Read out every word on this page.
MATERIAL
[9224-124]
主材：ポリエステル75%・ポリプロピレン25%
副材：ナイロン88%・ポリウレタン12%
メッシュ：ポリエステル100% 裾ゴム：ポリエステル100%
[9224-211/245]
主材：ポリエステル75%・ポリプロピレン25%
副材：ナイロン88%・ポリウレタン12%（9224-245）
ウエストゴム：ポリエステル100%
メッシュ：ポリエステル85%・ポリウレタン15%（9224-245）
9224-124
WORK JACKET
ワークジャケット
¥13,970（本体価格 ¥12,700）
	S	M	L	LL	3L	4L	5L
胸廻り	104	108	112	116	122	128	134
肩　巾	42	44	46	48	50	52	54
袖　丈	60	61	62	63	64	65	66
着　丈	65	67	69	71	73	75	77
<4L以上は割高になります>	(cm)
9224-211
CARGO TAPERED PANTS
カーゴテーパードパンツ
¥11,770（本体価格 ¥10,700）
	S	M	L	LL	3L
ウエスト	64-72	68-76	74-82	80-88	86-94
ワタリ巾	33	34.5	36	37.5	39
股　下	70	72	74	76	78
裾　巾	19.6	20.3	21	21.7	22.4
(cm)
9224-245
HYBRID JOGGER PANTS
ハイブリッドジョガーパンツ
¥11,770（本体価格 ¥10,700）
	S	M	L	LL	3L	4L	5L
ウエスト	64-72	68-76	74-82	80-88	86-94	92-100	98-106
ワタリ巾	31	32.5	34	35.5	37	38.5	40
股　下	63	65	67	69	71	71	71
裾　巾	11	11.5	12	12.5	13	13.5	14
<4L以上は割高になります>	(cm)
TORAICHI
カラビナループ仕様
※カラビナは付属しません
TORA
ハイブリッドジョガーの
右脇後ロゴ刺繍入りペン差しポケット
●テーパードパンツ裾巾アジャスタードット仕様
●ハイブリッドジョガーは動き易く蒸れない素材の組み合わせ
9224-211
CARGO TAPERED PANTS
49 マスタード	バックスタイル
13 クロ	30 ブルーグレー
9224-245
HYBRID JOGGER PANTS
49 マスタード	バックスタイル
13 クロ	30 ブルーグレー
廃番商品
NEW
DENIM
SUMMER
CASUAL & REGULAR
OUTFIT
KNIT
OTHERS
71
┄┄┄┄┄┄┄┄┄┄
§ **Exercise goal**: Copy out the whole listing, exactly as written.

§ **The reply**:
Read out every word on this page.
MATERIAL
[9224-124]
主材：ポリエステル75%・ポリプロピレン25%
副材：ナイロン88%・ポリウレタン12%
メッシュ：ポリエステル100% 裾ゴム：ポリエステル100%
[9224-211/245]
主材：ポリエステル75%・ポリプロピレン25%
副材：ナイロン88%・ポリウレタン12%（9224-245）
ウエストゴム：ポリエステル100%
メッシュ：ポリエステル85%・ポリウレタン15%（9224-245）
9224-124
WORK JACKET
ワークジャケット
¥13,970（本体価格 ¥12,700）
	S	M	L	LL	3L	4L	5L
胸廻り	104	108	112	116	122	128	134
肩　巾	42	44	46	48	50	52	54
袖　丈	60	61	62	63	64	65	66
着　丈	65	67	69	71	73	75	77
<4L以上は割高になります>	(cm)
9224-211
CARGO TAPERED PANTS
カーゴテーパードパンツ
¥11,770（本体価格 ¥10,700）
	S	M	L	LL	3L
ウエスト	64-72	68-76	74-82	80-88	86-94
ワタリ巾	33	34.5	36	37.5	39
股　下	70	72	74	76	78
裾　巾	19.6	20.3	21	21.7	22.4
(cm)
9224-245
HYBRID JOGGER PANTS
ハイブリッドジョガーパンツ
¥11,770（本体価格 ¥10,700）
	S	M	L	LL	3L	4L	5L
ウエスト	64-72	68-76	74-82	80-88	86-94	92-100	98-106
ワタリ巾	31	32.5	34	35.5	37	38.5	40
股　下	63	65	67	69	71	71	71
裾　巾	11	11.5	12	12.5	13	13.5	14
<4L以上は割高になります>	(cm)
TORAICHI
カラビナループ仕様
※カラビナは付属しません
TORA
ハイブリッドジョガーの
右脇後ロゴ刺繍入りペン差しポケット
●テーパードパンツ裾巾アジャスタードット仕様
●ハイブリッドジョガーは動き易く蒸れない素材の組み合わせ
9224-211
CARGO TAPERED PANTS
49 マスタード	バックスタイル
13 クロ	30 ブルーグレー
9224-245
HYBRID JOGGER PANTS
49 マスタード	バックスタイル
13 クロ	30 ブルーグレー
廃番商品
NEW
DENIM
SUMMER
CASUAL & REGULAR
OUTFIT
KNIT
OTHERS
71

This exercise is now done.